We next find groups for the yearly collaboration networks at a large research university from 2004 to 2013. There are n = 151 researchers from various academic units in this dataset. We define networks y₂₀₀₄, …, y₂₀₁₃ as follows: for any t ∈ {2004, …, 2013}, y_{t,i j} = 1 if researcher i and researcher j have an active research grant together during year t, and y_t,ij = 0 otherwise. Here, we employ model-based clustering through STERGM with formation and persistence parameters, i.e., Example 2.

Again, we use our proposed CL-BIC and $\widehat{K}=2$ is chosen as an optimal number of groups. Therefore, we shall identify two groups of researchers based on different degrees of formation and persistence.

Table 12 summarizes their basic network statistics and parameter estimates, while Table 13 displays the within-group and between-group instability measures. As these tables show, G₁ has higher “1 → 0”, “0 → 1”, and total instability than G₂. Thus, the researchers in G₁ tend to have fewer stable collaborations and work with more collaborators than those in G₂.

Table 12.

Summary of network statistics, parameter estimates, and average memberships for each group. Groups G₁ and G₂ correspond to the low stability and high stability groups.

	G1	G2
Total # of nodes	34	117
Average # of edges per node	2.92	1.90
Average # of triangles per node	0.8088	0.3957
Estimated mixing proportions $\widehat{\pi }$	0.2464	0.7536
Estimated formation parameter ${\widehat{\theta }}^f$	−2.2677	−2.9634
Estimated persistence parameter ${\widehat{\theta }}^p$	0.1647	0.6156
Average membership of ${\widehat{\gamma }}_{\cdot 1}$	0.7706	0.0941
Average membership of ${\widehat{\gamma }}_{\cdot 2}$	0.2294	0.9059

Table 13.

Summary of within-group and between-group instability statistics for the proposed model-based clustering group assignments for the collaboration network dataset. $\mathcal{A}{\mathcal{S}}_{1\to 0}^{kl}$, $\mathcal{A}{\mathcal{S}}_{0\to 1}^{kl}$, and $\mathcal{A}{\mathcal{S}}_{tot}^{kl}$ measure the average over all t of ${\mathcal{S}}_{1\to 0}^{kl}(t)$, ${\mathcal{S}}_{0\to 1}^{kl}(t)$, and ${\mathcal{S}}_{tot}^{kl}(t)$, respectively, with standard deviations shown in parentheses.

$\mathcal{A}{\mathcal{S}}_{1\to 0}^{11}$	$\mathcal{A}{\mathcal{S}}_{0\to 1}^{11}$	$\mathcal{A}{\mathcal{S}}_{tot}^{11}$	$\mathcal{A}{\mathcal{S}}_{1\to 0}^{22}$	$\mathcal{A}{\mathcal{S}}_{0\to 1}^{22}$	$\mathcal{A}{\mathcal{S}}_{tot}^{22}$	$\mathcal{A}{\mathcal{S}}_{1\to 0}^{12}$	$\mathcal{A}{\mathcal{S}}_{0\to 1}^{12}$	$\mathcal{A}{\mathcal{S}}_{tot}^{12}$
0.672	0.014	0.029	0.2/2	0.003	0.005	0.540	0.005	0.010
(0.359)	(0.006)	(0.007)	(0.059)	(0.001)	(0.001)	(0.189)	(0.001)	(0.002)

▶ **GIVEN ENTRIES**
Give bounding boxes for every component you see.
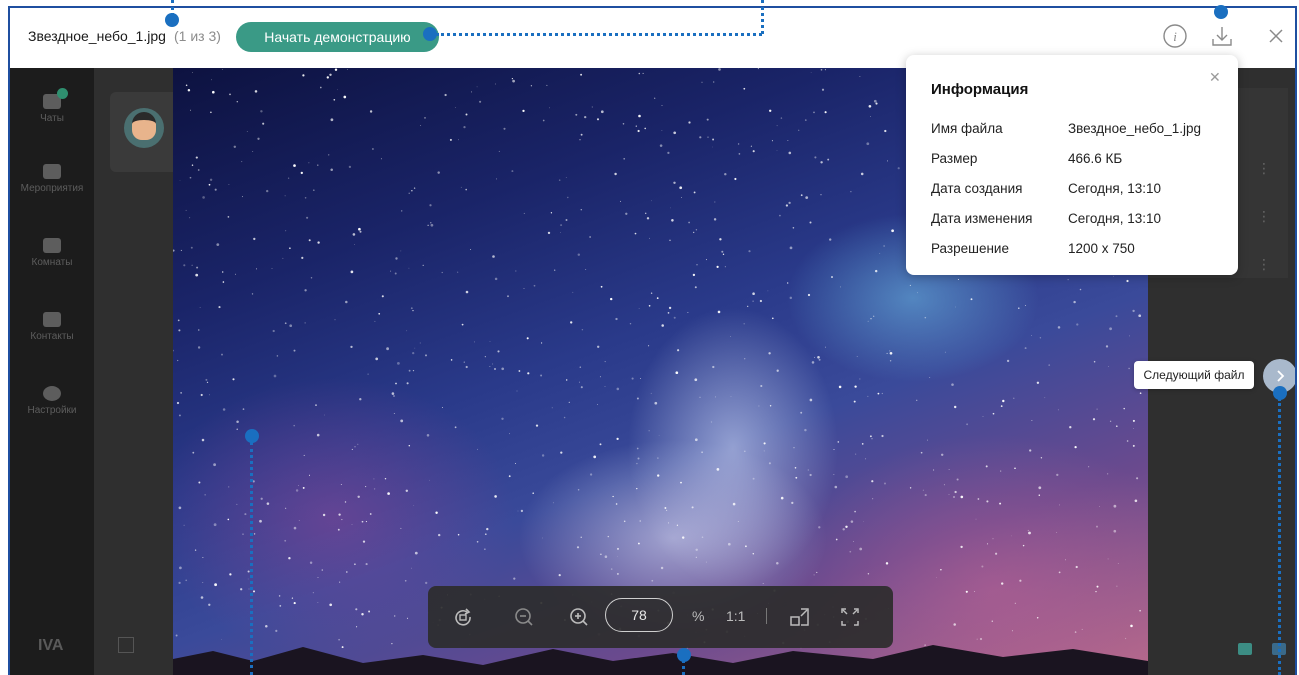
info-value-size: 466.6 КБ [1068,151,1123,166]
info-panel-title: Информация [931,81,1029,98]
avatar-head [132,112,156,140]
next-file-tooltip: Следующий файл [1134,361,1254,389]
nav-item-label: Настройки [27,405,77,416]
info-label-size: Размер [931,151,978,166]
calendar-icon [43,164,61,179]
info-value-created: Сегодня, 13:10 [1068,181,1162,196]
callout-dot [1214,5,1228,19]
file-counter: (1 из 3) [174,28,221,44]
nav-item-label: Чаты [40,113,64,124]
fullscreen-icon[interactable] [838,605,862,629]
viewer-window: Чаты Мероприятия Комнаты Контакты Настро… [8,6,1297,675]
avatar-card [110,92,180,172]
close-icon[interactable]: ✕ [1209,69,1221,86]
callout-line [761,0,764,34]
more-icon[interactable]: ⋮ [1257,256,1271,273]
callout-dot [245,429,259,443]
nav-item-chats[interactable]: Чаты [10,88,94,124]
left-navigation: Чаты Мероприятия Комнаты Контакты Настро… [10,68,94,675]
file-info-panel: Информация ✕ Имя файла Звездное_небо_1.j… [906,55,1238,275]
info-value-filename: Звездное_небо_1.jpg [1068,121,1201,136]
rooms-icon [43,238,61,253]
participants-icon[interactable] [1238,643,1252,655]
actual-size-button[interactable]: 1:1 [726,608,745,624]
contacts-icon [43,312,61,327]
zoom-input[interactable]: 78 [605,598,673,632]
grid-icon[interactable] [118,637,134,653]
fit-to-screen-icon[interactable] [788,605,812,629]
download-icon[interactable] [1208,22,1236,50]
nav-item-events[interactable]: Мероприятия [10,164,94,194]
app-logo: IVA [38,637,64,654]
zoom-percent-label: % [692,608,705,624]
info-label-filename: Имя файла [931,121,1003,136]
nav-item-label: Контакты [30,331,74,342]
info-label-modified: Дата изменения [931,211,1033,226]
info-label-created: Дата создания [931,181,1023,196]
more-icon[interactable]: ⋮ [1257,208,1271,225]
toolbar-divider [766,608,767,624]
nav-item-label: Комнаты [31,257,73,268]
info-value-modified: Сегодня, 13:10 [1068,211,1162,226]
close-icon[interactable] [1262,22,1290,50]
info-label-resolution: Разрешение [931,241,1009,256]
start-presentation-button[interactable]: Начать демонстрацию [236,22,439,52]
file-name: Звездное_небо_1.jpg [28,28,166,44]
callout-dot [165,13,179,27]
rotate-icon[interactable] [451,605,475,629]
callout-line [250,442,253,675]
gear-icon [43,386,61,401]
callout-dot [423,27,437,41]
callout-line [436,33,762,36]
chevron-right-icon [1277,370,1285,382]
svg-text:i: i [1173,29,1177,44]
nav-item-settings[interactable]: Настройки [10,386,94,416]
zoom-in-icon[interactable] [567,605,591,629]
info-icon[interactable]: i [1161,22,1189,50]
callout-line [1278,398,1281,675]
more-icon[interactable]: ⋮ [1257,160,1271,177]
callout-line [682,660,685,675]
nav-item-label: Мероприятия [20,183,84,194]
zoom-toolbar: 78 % 1:1 [428,586,893,648]
zoom-out-icon[interactable] [512,605,536,629]
info-value-resolution: 1200 x 750 [1068,241,1135,256]
nav-item-rooms[interactable]: Комнаты [10,238,94,268]
unread-badge [57,88,68,99]
nav-item-contacts[interactable]: Контакты [10,312,94,342]
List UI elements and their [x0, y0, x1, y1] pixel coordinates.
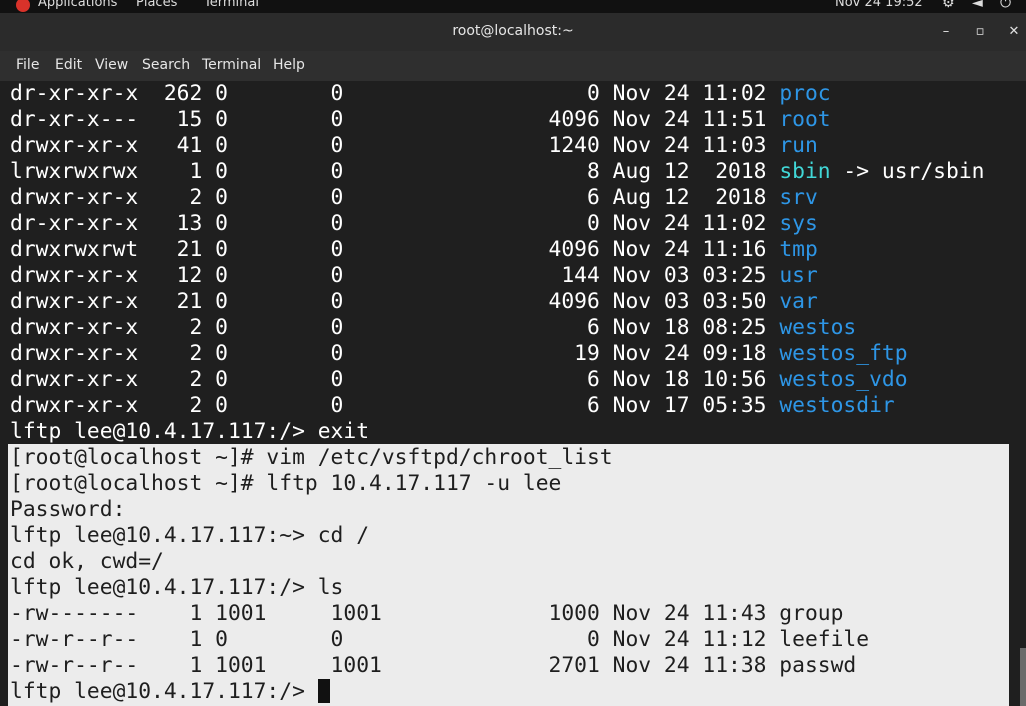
- line-text: drwxr-xr-x 21 0 0 4096 Nov 03 03:50: [10, 289, 780, 314]
- line-text: lftp lee@10.4.17.117:/>: [10, 679, 318, 704]
- line-text: drwxr-xr-x 2 0 0 6 Nov 18 08:25: [10, 315, 780, 340]
- line-text: -rw------- 1 1001 1001 1000 Nov 24 11:43…: [10, 601, 844, 626]
- scrollbar-thumb[interactable]: [1020, 648, 1026, 706]
- terminal-line: dr-xr-x--- 15 0 0 4096 Nov 24 11:51 root: [10, 107, 984, 133]
- directory-name: sys: [779, 211, 818, 236]
- line-text: [root@localhost ~]# lftp 10.4.17.117 -u …: [10, 471, 562, 496]
- network-icon[interactable]: ⚙: [942, 0, 955, 11]
- menu-file[interactable]: File: [16, 57, 39, 73]
- applications-menu[interactable]: Applications: [38, 0, 117, 10]
- directory-name: westos_ftp: [779, 341, 908, 366]
- menu-terminal[interactable]: Terminal: [202, 57, 261, 73]
- terminal-line: lftp lee@10.4.17.117:~> cd /: [10, 523, 984, 549]
- line-text: drwxr-xr-x 41 0 0 1240 Nov 24 11:03: [10, 133, 780, 158]
- line-text: lftp lee@10.4.17.117:~> cd /: [10, 523, 370, 548]
- line-text: dr-xr-xr-x 13 0 0 0 Nov 24 11:02: [10, 211, 780, 236]
- terminal-line: [root@localhost ~]# lftp 10.4.17.117 -u …: [10, 471, 984, 497]
- system-top-bar: Applications Places Terminal Nov 24 19:5…: [0, 0, 1026, 13]
- power-icon[interactable]: ⏻: [1000, 0, 1011, 11]
- terminal-line: dr-xr-xr-x 262 0 0 0 Nov 24 11:02 proc: [10, 81, 984, 107]
- line-text: lrwxrwxrwx 1 0 0 8 Aug 12 2018: [10, 159, 780, 184]
- directory-name: tmp: [779, 237, 818, 262]
- terminal-line: dr-xr-xr-x 13 0 0 0 Nov 24 11:02 sys: [10, 211, 984, 237]
- terminal-app-menu[interactable]: Terminal: [204, 0, 259, 10]
- line-text: -rw-r--r-- 1 1001 1001 2701 Nov 24 11:38…: [10, 653, 857, 678]
- menu-search[interactable]: Search: [142, 57, 190, 73]
- menu-help[interactable]: Help: [273, 57, 305, 73]
- terminal-line: drwxr-xr-x 12 0 0 144 Nov 03 03:25 usr: [10, 263, 984, 289]
- terminal-line: -rw------- 1 1001 1001 1000 Nov 24 11:43…: [10, 601, 984, 627]
- applications-logo-icon[interactable]: [16, 0, 30, 12]
- terminal-line: drwxr-xr-x 2 0 0 6 Nov 18 08:25 westos: [10, 315, 984, 341]
- line-text: drwxrwxrwt 21 0 0 4096 Nov 24 11:16: [10, 237, 780, 262]
- line-text: Password:: [10, 497, 126, 522]
- line-text: dr-xr-xr-x 262 0 0 0 Nov 24 11:02: [10, 81, 780, 106]
- directory-name: root: [779, 107, 831, 132]
- line-text: lftp lee@10.4.17.117:/> ls: [10, 575, 344, 600]
- terminal-line: drwxrwxrwt 21 0 0 4096 Nov 24 11:16 tmp: [10, 237, 984, 263]
- terminal-lines: dr-xr-xr-x 262 0 0 0 Nov 24 11:02 proc dr…: [10, 81, 984, 705]
- directory-name: run: [779, 133, 818, 158]
- terminal-line: [root@localhost ~]# vim /etc/vsftpd/chro…: [10, 445, 984, 471]
- symlink-target: -> usr/sbin: [830, 159, 985, 184]
- line-text: drwxr-xr-x 2 0 0 6 Aug 12 2018: [10, 185, 780, 210]
- volume-icon[interactable]: ◄: [972, 0, 983, 11]
- terminal-line: cd ok, cwd=/: [10, 549, 984, 575]
- symlink-name: sbin: [779, 159, 831, 184]
- directory-name: proc: [779, 81, 831, 106]
- minimize-button[interactable]: –: [935, 21, 957, 43]
- window-title-bar[interactable]: root@localhost:~ – ▫ ✕: [0, 13, 1026, 51]
- directory-name: var: [779, 289, 818, 314]
- terminal-line: lrwxrwxrwx 1 0 0 8 Aug 12 2018 sbin -> u…: [10, 159, 984, 185]
- line-text: dr-xr-x--- 15 0 0 4096 Nov 24 11:51: [10, 107, 780, 132]
- terminal-scrollbar[interactable]: [1020, 81, 1026, 706]
- clock[interactable]: Nov 24 19:52: [835, 0, 923, 10]
- terminal-line: drwxr-xr-x 2 0 0 19 Nov 24 09:18 westos_…: [10, 341, 984, 367]
- maximize-button[interactable]: ▫: [969, 21, 991, 43]
- directory-name: westos_vdo: [779, 367, 908, 392]
- directory-name: srv: [779, 185, 818, 210]
- line-text: cd ok, cwd=/: [10, 549, 164, 574]
- line-text: [root@localhost ~]# vim /etc/vsftpd/chro…: [10, 445, 613, 470]
- terminal-line: lftp lee@10.4.17.117:/>: [10, 679, 984, 705]
- text-cursor: [317, 679, 330, 703]
- terminal-line: Password:: [10, 497, 984, 523]
- terminal-line: drwxr-xr-x 2 0 0 6 Nov 18 10:56 westos_v…: [10, 367, 984, 393]
- terminal-line: -rw-r--r-- 1 1001 1001 2701 Nov 24 11:38…: [10, 653, 984, 679]
- window-title: root@localhost:~: [452, 23, 574, 39]
- line-text: drwxr-xr-x 2 0 0 6 Nov 18 10:56: [10, 367, 780, 392]
- terminal-output[interactable]: dr-xr-xr-x 262 0 0 0 Nov 24 11:02 proc dr…: [0, 81, 1026, 706]
- menu-view[interactable]: View: [95, 57, 128, 73]
- menu-edit[interactable]: Edit: [55, 57, 82, 73]
- directory-name: westos: [779, 315, 857, 340]
- directory-name: usr: [779, 263, 818, 288]
- terminal-line: drwxr-xr-x 41 0 0 1240 Nov 24 11:03 run: [10, 133, 984, 159]
- terminal-line: drwxr-xr-x 21 0 0 4096 Nov 03 03:50 var: [10, 289, 984, 315]
- terminal-line: lftp lee@10.4.17.117:/> ls: [10, 575, 984, 601]
- places-menu[interactable]: Places: [136, 0, 177, 10]
- terminal-line: lftp lee@10.4.17.117:/> exit: [10, 419, 984, 445]
- close-button[interactable]: ✕: [1003, 21, 1025, 43]
- directory-name: westosdir: [779, 393, 895, 418]
- line-text: drwxr-xr-x 2 0 0 19 Nov 24 09:18: [10, 341, 780, 366]
- line-text: lftp lee@10.4.17.117:/> exit: [10, 419, 370, 444]
- line-text: drwxr-xr-x 12 0 0 144 Nov 03 03:25: [10, 263, 780, 288]
- line-text: drwxr-xr-x 2 0 0 6 Nov 17 05:35: [10, 393, 780, 418]
- menu-bar: File Edit View Search Terminal Help: [0, 51, 1026, 81]
- terminal-line: drwxr-xr-x 2 0 0 6 Aug 12 2018 srv: [10, 185, 984, 211]
- terminal-line: -rw-r--r-- 1 0 0 0 Nov 24 11:12 leefile: [10, 627, 984, 653]
- terminal-line: drwxr-xr-x 2 0 0 6 Nov 17 05:35 westosdi…: [10, 393, 984, 419]
- line-text: -rw-r--r-- 1 0 0 0 Nov 24 11:12 leefile: [10, 627, 870, 652]
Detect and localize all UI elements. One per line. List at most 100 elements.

▶ **EXERCISE SET**
1. Please write out the part of the collaboration network passage that opens with the words "Table 12 summarizes" and closes with "those in G₂.".
2. In the collaboration network passage, how many researchers does the dataset include?

▶ **SOLUTIONS TO THE PROBLEMS**
1.
Table 12 summarizes their basic network statistics and parameter estimates, while Table 13 displays the within-group and between-group instability measures. As these tables show, G₁ has higher “1 → 0”, “0 → 1”, and total instability than G₂. Thus, the researchers in G₁ tend to have fewer stable collaborations and work with more collaborators than those in G₂.

2. 151 researchers.